_Description of the task_.
Output the material beneath this task exactly, images excluded.
## Begin
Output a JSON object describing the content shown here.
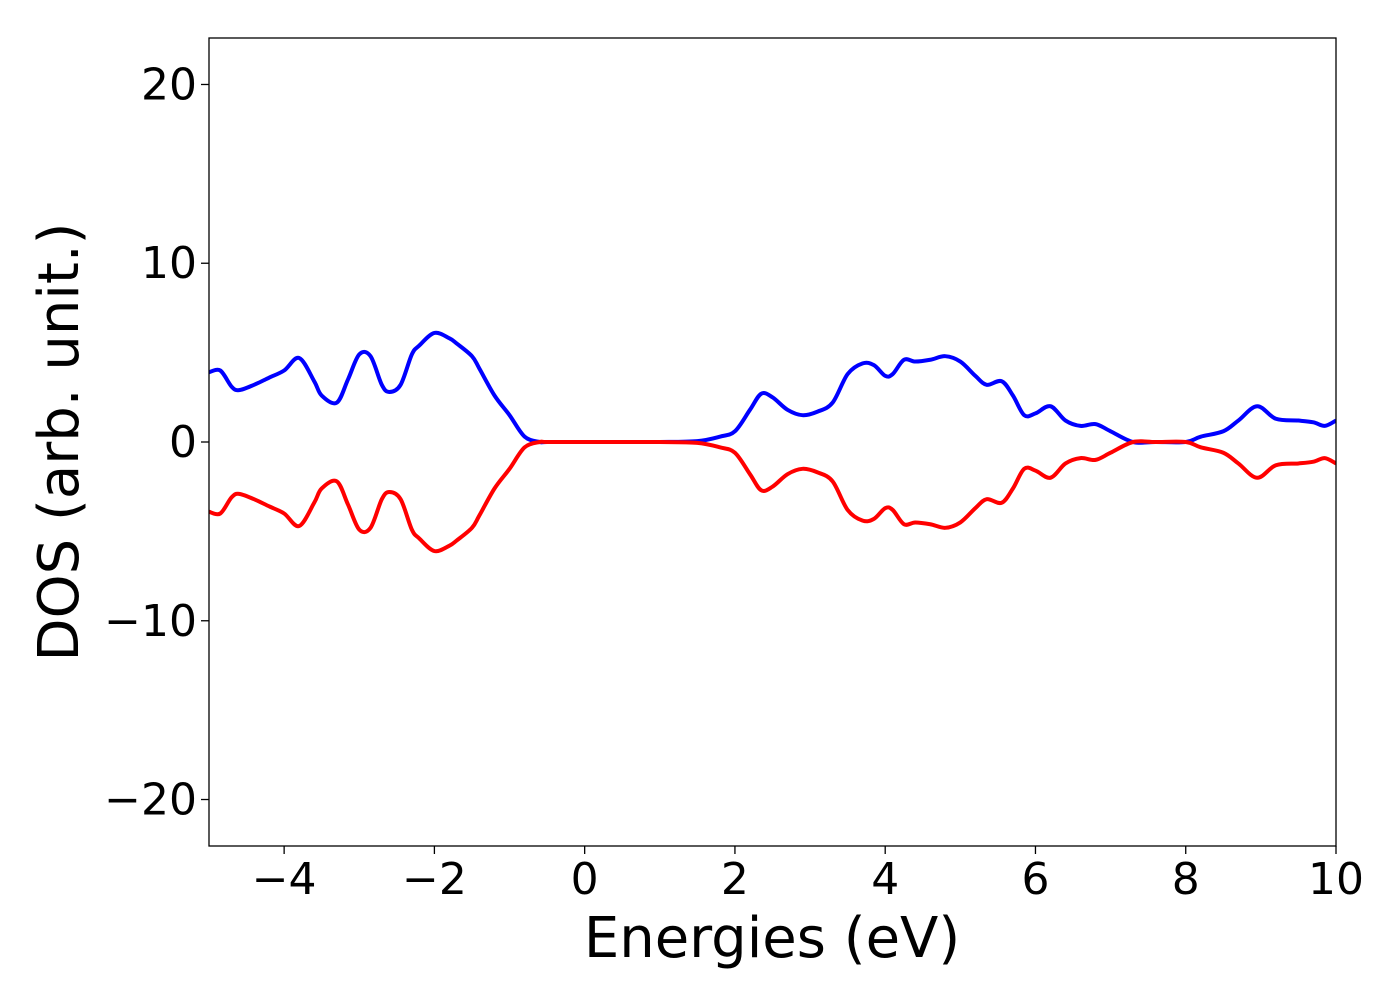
{
  "chart_data": {
    "type": "line",
    "title": "",
    "xlabel": "Energies (eV)",
    "ylabel": "DOS (arb. unit.)",
    "xlim": [
      -5,
      10
    ],
    "ylim": [
      -22.6,
      22.6
    ],
    "xticks": [
      -4,
      -2,
      0,
      2,
      4,
      6,
      8,
      10
    ],
    "yticks": [
      -20,
      -10,
      0,
      10,
      20
    ],
    "xtick_labels": [
      "−4",
      "−2",
      "0",
      "2",
      "4",
      "6",
      "8",
      "10"
    ],
    "ytick_labels": [
      "−20",
      "−10",
      "0",
      "10",
      "20"
    ],
    "grid": false,
    "legend": "none",
    "series": [
      {
        "color": "#0000ff",
        "x": [
          -5.0,
          -4.85,
          -4.7,
          -4.6,
          -4.4,
          -4.2,
          -4.0,
          -3.8,
          -3.6,
          -3.5,
          -3.3,
          -3.15,
          -3.0,
          -2.85,
          -2.7,
          -2.6,
          -2.45,
          -2.3,
          -2.2,
          -2.0,
          -1.8,
          -1.7,
          -1.5,
          -1.4,
          -1.2,
          -1.0,
          -0.8,
          -0.6,
          -0.5,
          0.0,
          0.5,
          1.0,
          1.5,
          1.8,
          2.0,
          2.2,
          2.35,
          2.5,
          2.7,
          2.9,
          3.1,
          3.3,
          3.5,
          3.7,
          3.85,
          4.0,
          4.1,
          4.25,
          4.4,
          4.6,
          4.8,
          5.0,
          5.2,
          5.35,
          5.55,
          5.7,
          5.85,
          6.0,
          6.2,
          6.4,
          6.6,
          6.8,
          7.0,
          7.3,
          7.6,
          8.0,
          8.2,
          8.5,
          8.7,
          8.95,
          9.2,
          9.5,
          9.7,
          9.85,
          10.0
        ],
        "values": [
          3.9,
          4.0,
          3.1,
          2.9,
          3.2,
          3.6,
          4.0,
          4.7,
          3.4,
          2.6,
          2.2,
          3.5,
          4.9,
          4.8,
          3.2,
          2.8,
          3.2,
          4.9,
          5.4,
          6.1,
          5.8,
          5.5,
          4.8,
          4.1,
          2.6,
          1.5,
          0.3,
          0.0,
          0.0,
          0.0,
          0.0,
          0.0,
          0.05,
          0.3,
          0.6,
          1.8,
          2.7,
          2.5,
          1.8,
          1.5,
          1.7,
          2.2,
          3.8,
          4.4,
          4.3,
          3.7,
          3.8,
          4.6,
          4.5,
          4.6,
          4.8,
          4.5,
          3.7,
          3.2,
          3.4,
          2.6,
          1.5,
          1.6,
          2.0,
          1.2,
          0.9,
          1.0,
          0.6,
          0.0,
          0.0,
          0.0,
          0.3,
          0.6,
          1.2,
          2.0,
          1.3,
          1.2,
          1.1,
          0.9,
          1.2
        ]
      },
      {
        "color": "#ff0000",
        "x": [
          -5.0,
          -4.85,
          -4.7,
          -4.6,
          -4.4,
          -4.2,
          -4.0,
          -3.8,
          -3.6,
          -3.5,
          -3.3,
          -3.15,
          -3.0,
          -2.85,
          -2.7,
          -2.6,
          -2.45,
          -2.3,
          -2.2,
          -2.0,
          -1.8,
          -1.7,
          -1.5,
          -1.4,
          -1.2,
          -1.0,
          -0.8,
          -0.6,
          -0.5,
          0.0,
          0.5,
          1.0,
          1.5,
          1.8,
          2.0,
          2.2,
          2.35,
          2.5,
          2.7,
          2.9,
          3.1,
          3.3,
          3.5,
          3.7,
          3.85,
          4.0,
          4.1,
          4.25,
          4.4,
          4.6,
          4.8,
          5.0,
          5.2,
          5.35,
          5.55,
          5.7,
          5.85,
          6.0,
          6.2,
          6.4,
          6.6,
          6.8,
          7.0,
          7.3,
          7.6,
          8.0,
          8.2,
          8.5,
          8.7,
          8.95,
          9.2,
          9.5,
          9.7,
          9.85,
          10.0
        ],
        "values": [
          -3.9,
          -4.0,
          -3.1,
          -2.9,
          -3.2,
          -3.6,
          -4.0,
          -4.7,
          -3.4,
          -2.6,
          -2.2,
          -3.5,
          -4.9,
          -4.8,
          -3.2,
          -2.8,
          -3.2,
          -4.9,
          -5.4,
          -6.1,
          -5.8,
          -5.5,
          -4.8,
          -4.1,
          -2.6,
          -1.5,
          -0.3,
          0.0,
          0.0,
          0.0,
          0.0,
          0.0,
          -0.05,
          -0.3,
          -0.6,
          -1.8,
          -2.7,
          -2.5,
          -1.8,
          -1.5,
          -1.7,
          -2.2,
          -3.8,
          -4.4,
          -4.3,
          -3.7,
          -3.8,
          -4.6,
          -4.5,
          -4.6,
          -4.8,
          -4.5,
          -3.7,
          -3.2,
          -3.4,
          -2.6,
          -1.5,
          -1.6,
          -2.0,
          -1.2,
          -0.9,
          -1.0,
          -0.6,
          0.0,
          0.0,
          0.0,
          -0.3,
          -0.6,
          -1.2,
          -2.0,
          -1.3,
          -1.2,
          -1.1,
          -0.9,
          -1.2
        ]
      }
    ]
  }
}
## End
_Expected answer_.
Output a JSON object describing the content shown here.
{
  "chart_data": {
    "type": "line",
    "title": "",
    "xlabel": "Energies (eV)",
    "ylabel": "DOS (arb. unit.)",
    "xlim": [
      -5,
      10
    ],
    "ylim": [
      -22.6,
      22.6
    ],
    "xticks": [
      -4,
      -2,
      0,
      2,
      4,
      6,
      8,
      10
    ],
    "yticks": [
      -20,
      -10,
      0,
      10,
      20
    ],
    "xtick_labels": [
      "−4",
      "−2",
      "0",
      "2",
      "4",
      "6",
      "8",
      "10"
    ],
    "ytick_labels": [
      "−20",
      "−10",
      "0",
      "10",
      "20"
    ],
    "grid": false,
    "legend": "none",
    "series": [
      {
        "color": "#0000ff",
        "x": [
          -5.0,
          -4.85,
          -4.7,
          -4.6,
          -4.4,
          -4.2,
          -4.0,
          -3.8,
          -3.6,
          -3.5,
          -3.3,
          -3.15,
          -3.0,
          -2.85,
          -2.7,
          -2.6,
          -2.45,
          -2.3,
          -2.2,
          -2.0,
          -1.8,
          -1.7,
          -1.5,
          -1.4,
          -1.2,
          -1.0,
          -0.8,
          -0.6,
          -0.5,
          0.0,
          0.5,
          1.0,
          1.5,
          1.8,
          2.0,
          2.2,
          2.35,
          2.5,
          2.7,
          2.9,
          3.1,
          3.3,
          3.5,
          3.7,
          3.85,
          4.0,
          4.1,
          4.25,
          4.4,
          4.6,
          4.8,
          5.0,
          5.2,
          5.35,
          5.55,
          5.7,
          5.85,
          6.0,
          6.2,
          6.4,
          6.6,
          6.8,
          7.0,
          7.3,
          7.6,
          8.0,
          8.2,
          8.5,
          8.7,
          8.95,
          9.2,
          9.5,
          9.7,
          9.85,
          10.0
        ],
        "values": [
          3.9,
          4.0,
          3.1,
          2.9,
          3.2,
          3.6,
          4.0,
          4.7,
          3.4,
          2.6,
          2.2,
          3.5,
          4.9,
          4.8,
          3.2,
          2.8,
          3.2,
          4.9,
          5.4,
          6.1,
          5.8,
          5.5,
          4.8,
          4.1,
          2.6,
          1.5,
          0.3,
          0.0,
          0.0,
          0.0,
          0.0,
          0.0,
          0.05,
          0.3,
          0.6,
          1.8,
          2.7,
          2.5,
          1.8,
          1.5,
          1.7,
          2.2,
          3.8,
          4.4,
          4.3,
          3.7,
          3.8,
          4.6,
          4.5,
          4.6,
          4.8,
          4.5,
          3.7,
          3.2,
          3.4,
          2.6,
          1.5,
          1.6,
          2.0,
          1.2,
          0.9,
          1.0,
          0.6,
          0.0,
          0.0,
          0.0,
          0.3,
          0.6,
          1.2,
          2.0,
          1.3,
          1.2,
          1.1,
          0.9,
          1.2
        ]
      },
      {
        "color": "#ff0000",
        "x": [
          -5.0,
          -4.85,
          -4.7,
          -4.6,
          -4.4,
          -4.2,
          -4.0,
          -3.8,
          -3.6,
          -3.5,
          -3.3,
          -3.15,
          -3.0,
          -2.85,
          -2.7,
          -2.6,
          -2.45,
          -2.3,
          -2.2,
          -2.0,
          -1.8,
          -1.7,
          -1.5,
          -1.4,
          -1.2,
          -1.0,
          -0.8,
          -0.6,
          -0.5,
          0.0,
          0.5,
          1.0,
          1.5,
          1.8,
          2.0,
          2.2,
          2.35,
          2.5,
          2.7,
          2.9,
          3.1,
          3.3,
          3.5,
          3.7,
          3.85,
          4.0,
          4.1,
          4.25,
          4.4,
          4.6,
          4.8,
          5.0,
          5.2,
          5.35,
          5.55,
          5.7,
          5.85,
          6.0,
          6.2,
          6.4,
          6.6,
          6.8,
          7.0,
          7.3,
          7.6,
          8.0,
          8.2,
          8.5,
          8.7,
          8.95,
          9.2,
          9.5,
          9.7,
          9.85,
          10.0
        ],
        "values": [
          -3.9,
          -4.0,
          -3.1,
          -2.9,
          -3.2,
          -3.6,
          -4.0,
          -4.7,
          -3.4,
          -2.6,
          -2.2,
          -3.5,
          -4.9,
          -4.8,
          -3.2,
          -2.8,
          -3.2,
          -4.9,
          -5.4,
          -6.1,
          -5.8,
          -5.5,
          -4.8,
          -4.1,
          -2.6,
          -1.5,
          -0.3,
          0.0,
          0.0,
          0.0,
          0.0,
          0.0,
          -0.05,
          -0.3,
          -0.6,
          -1.8,
          -2.7,
          -2.5,
          -1.8,
          -1.5,
          -1.7,
          -2.2,
          -3.8,
          -4.4,
          -4.3,
          -3.7,
          -3.8,
          -4.6,
          -4.5,
          -4.6,
          -4.8,
          -4.5,
          -3.7,
          -3.2,
          -3.4,
          -2.6,
          -1.5,
          -1.6,
          -2.0,
          -1.2,
          -0.9,
          -1.0,
          -0.6,
          0.0,
          0.0,
          0.0,
          -0.3,
          -0.6,
          -1.2,
          -2.0,
          -1.3,
          -1.2,
          -1.1,
          -0.9,
          -1.2
        ]
      }
    ]
  }
}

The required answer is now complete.